- Selected excerpt:
===============

Microsoft’s $7.5 billion acquisition of GitHub closed last October. Today, at its annual Build developer conference, Microsoft announced a number of new integrations between its existing services and GitHub. None of these are earth-shattering or change the nature of any of GitHub’s fundamental features, but they do show how Microsoft is starting to bring GitHub closer into the fold.

It’s worth noting that Microsoft isn’t announcing any major GitHub features at Build, though it was only a few weeks ago that the company made a major change by giving GitHub Free users access to unlimited private repositories. For major feature releases, GitHub has its own conference.

So what are the new integrations? Most of them center around identity management. That means GitHub Enterprise users can now use Azure Active Directory to access GitHub. Developers will also be able to use their existing GitHub accounts to log into Azure features like the Azure Portal and Azure DevOps. “This update enables GitHub developers to go from repository to deployment with just their GitHub account,” Microsoft argues in its release announcement.

===============

- Dataset records:
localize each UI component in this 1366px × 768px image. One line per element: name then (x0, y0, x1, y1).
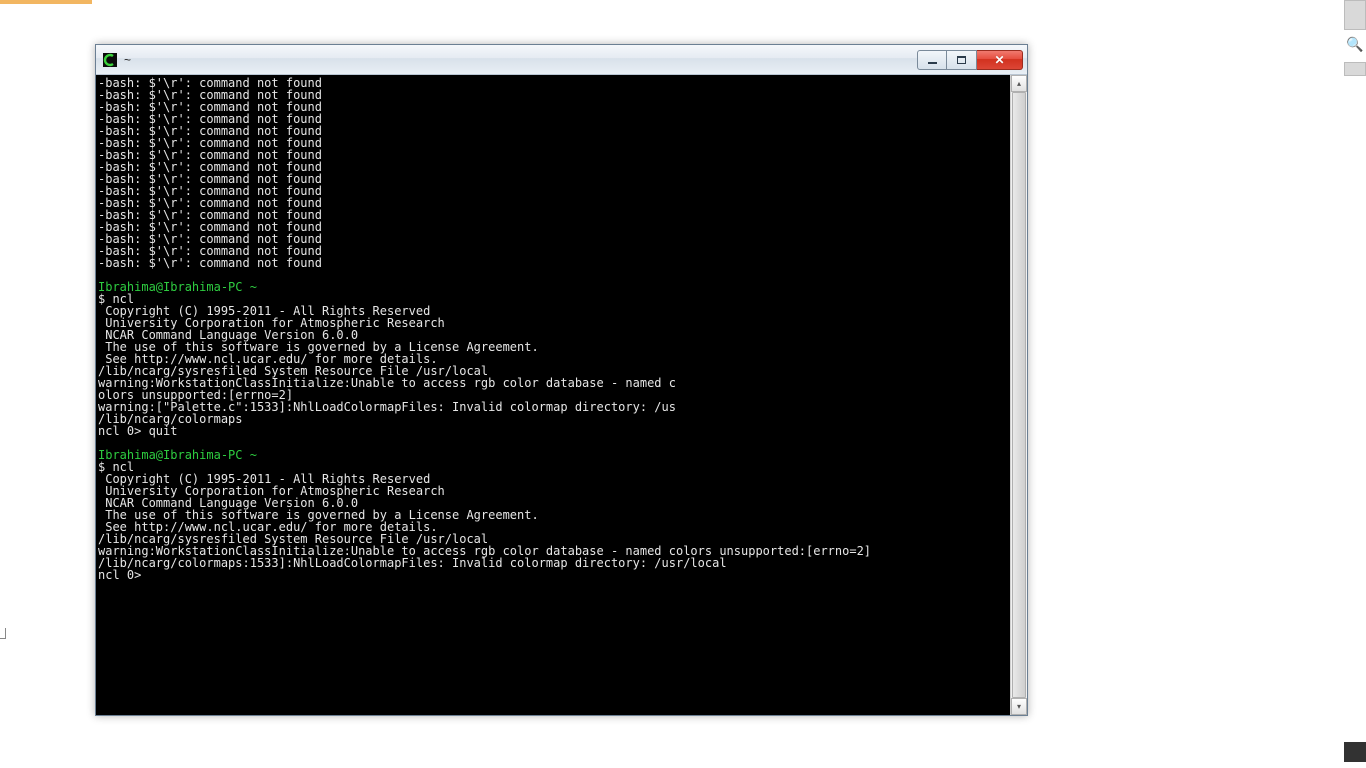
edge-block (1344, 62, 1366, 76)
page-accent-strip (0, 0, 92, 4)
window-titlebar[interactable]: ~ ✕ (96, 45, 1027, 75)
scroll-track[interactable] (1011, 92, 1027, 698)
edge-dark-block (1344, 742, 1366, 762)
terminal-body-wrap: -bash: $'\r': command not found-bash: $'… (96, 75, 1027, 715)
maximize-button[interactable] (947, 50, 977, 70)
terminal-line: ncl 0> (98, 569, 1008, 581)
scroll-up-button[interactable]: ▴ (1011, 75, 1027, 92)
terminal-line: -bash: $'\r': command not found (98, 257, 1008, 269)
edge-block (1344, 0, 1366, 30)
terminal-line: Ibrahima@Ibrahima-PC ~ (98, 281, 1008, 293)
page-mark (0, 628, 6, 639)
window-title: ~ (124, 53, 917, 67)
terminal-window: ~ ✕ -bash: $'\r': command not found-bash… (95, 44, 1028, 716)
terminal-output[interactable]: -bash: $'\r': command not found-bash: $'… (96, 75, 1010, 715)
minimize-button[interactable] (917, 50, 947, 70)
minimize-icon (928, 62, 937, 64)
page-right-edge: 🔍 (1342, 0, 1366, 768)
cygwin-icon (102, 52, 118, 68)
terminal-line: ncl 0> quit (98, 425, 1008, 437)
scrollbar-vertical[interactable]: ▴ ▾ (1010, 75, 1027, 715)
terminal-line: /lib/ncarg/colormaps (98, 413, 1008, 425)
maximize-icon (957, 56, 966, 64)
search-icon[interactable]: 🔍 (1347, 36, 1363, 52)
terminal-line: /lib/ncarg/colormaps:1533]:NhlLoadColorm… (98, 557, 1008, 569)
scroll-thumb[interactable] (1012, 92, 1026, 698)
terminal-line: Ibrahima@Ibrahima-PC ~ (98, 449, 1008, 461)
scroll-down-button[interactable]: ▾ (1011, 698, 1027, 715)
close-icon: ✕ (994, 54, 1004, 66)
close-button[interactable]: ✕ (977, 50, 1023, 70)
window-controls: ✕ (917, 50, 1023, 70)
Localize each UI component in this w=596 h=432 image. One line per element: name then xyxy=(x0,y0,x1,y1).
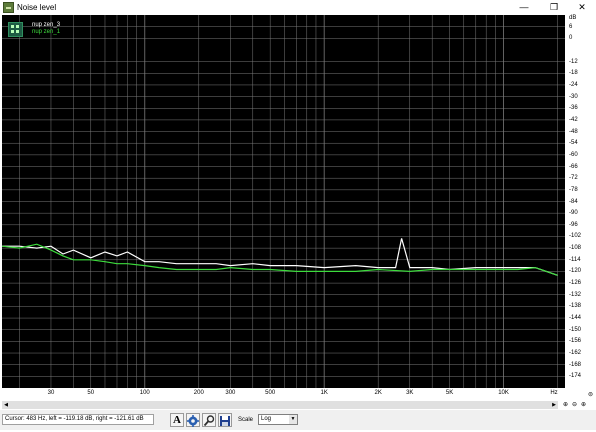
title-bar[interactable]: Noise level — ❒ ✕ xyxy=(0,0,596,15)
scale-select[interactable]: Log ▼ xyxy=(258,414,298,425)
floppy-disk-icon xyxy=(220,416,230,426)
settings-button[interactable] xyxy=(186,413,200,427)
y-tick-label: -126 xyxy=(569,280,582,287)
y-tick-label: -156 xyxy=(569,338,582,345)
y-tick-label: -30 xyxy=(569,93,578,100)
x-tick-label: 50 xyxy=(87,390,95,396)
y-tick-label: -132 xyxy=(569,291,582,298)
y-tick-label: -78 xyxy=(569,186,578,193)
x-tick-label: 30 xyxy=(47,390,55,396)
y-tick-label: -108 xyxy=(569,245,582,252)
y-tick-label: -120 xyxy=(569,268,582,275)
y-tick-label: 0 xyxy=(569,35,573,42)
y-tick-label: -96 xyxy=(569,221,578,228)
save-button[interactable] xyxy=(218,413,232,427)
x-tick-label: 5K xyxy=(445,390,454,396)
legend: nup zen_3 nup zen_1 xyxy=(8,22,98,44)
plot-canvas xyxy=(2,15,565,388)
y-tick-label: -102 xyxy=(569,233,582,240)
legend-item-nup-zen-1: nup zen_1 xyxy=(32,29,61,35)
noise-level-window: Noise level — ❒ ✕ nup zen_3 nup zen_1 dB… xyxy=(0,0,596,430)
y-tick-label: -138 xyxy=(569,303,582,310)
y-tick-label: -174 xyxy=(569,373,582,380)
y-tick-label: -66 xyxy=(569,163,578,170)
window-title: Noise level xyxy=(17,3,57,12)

===============

Summarize the passage about Microsoft's new GitHub integrations in two sentences. The records come from a separate source, unrelated to the text.

At its annual Build developer conference, Microsoft announced several new integrations between its existing services and GitHub, whose $7.5 billion acquisition closed last October. Most of these center on identity management, letting GitHub Enterprise users access GitHub through Azure Active Directory and letting developers log into Azure features such as the Azure Portal and Azure DevOps with their existing GitHub accounts.